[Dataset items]
— start —
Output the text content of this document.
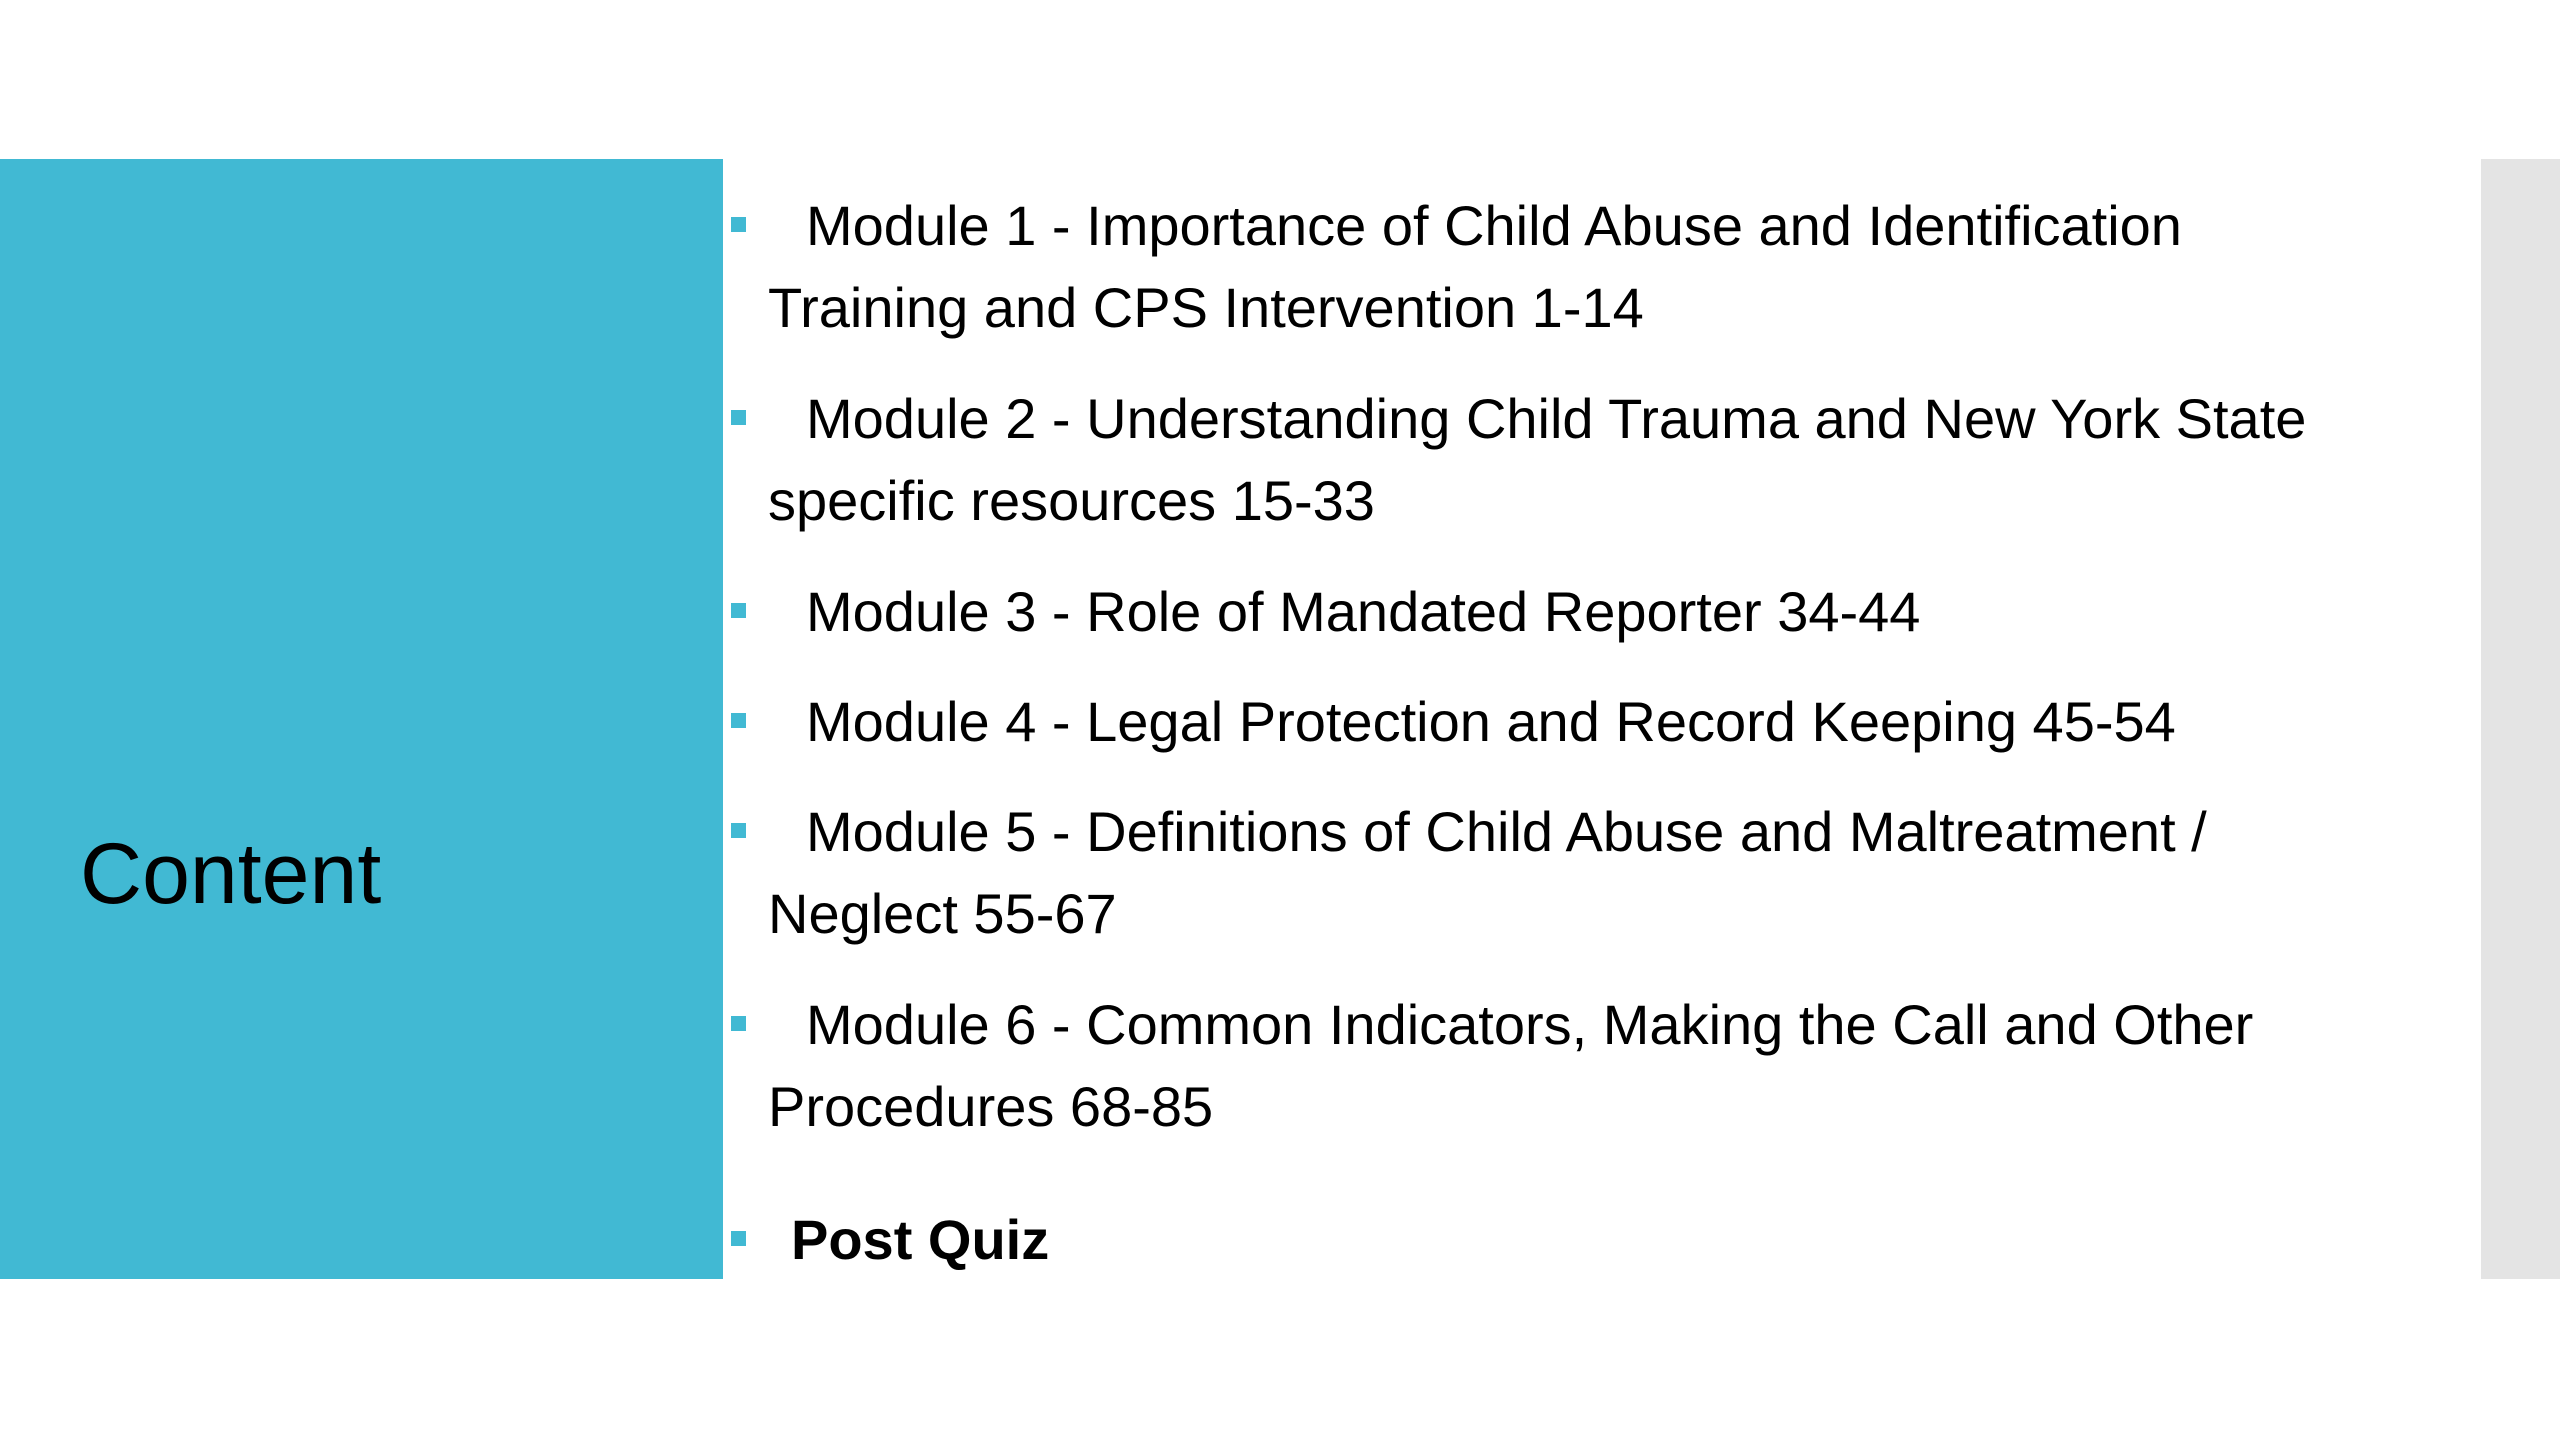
Content
Module 1 - Importance of Child Abuse and Identification
Training and CPS Intervention 1-14
Module 2 - Understanding Child Trauma and New York State
specific resources 15-33
Module 3 - Role of Mandated Reporter 34-44
Module 4 - Legal Protection and Record Keeping 45-54
Module 5 - Definitions of Child Abuse and Maltreatment /
Neglect 55-67
Module 6 - Common Indicators, Making the Call and Other
Procedures 68-85
Post Quiz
— end —
◆ What you need to do
Copy every line of the data exactly as written, excluding the pictures.

◆ Exercise response
Output the text content of this document.
Content
Module 1 - Importance of Child Abuse and Identification
Training and CPS Intervention 1-14
Module 2 - Understanding Child Trauma and New York State
specific resources 15-33
Module 3 - Role of Mandated Reporter 34-44
Module 4 - Legal Protection and Record Keeping 45-54
Module 5 - Definitions of Child Abuse and Maltreatment /
Neglect 55-67
Module 6 - Common Indicators, Making the Call and Other
Procedures 68-85
Post Quiz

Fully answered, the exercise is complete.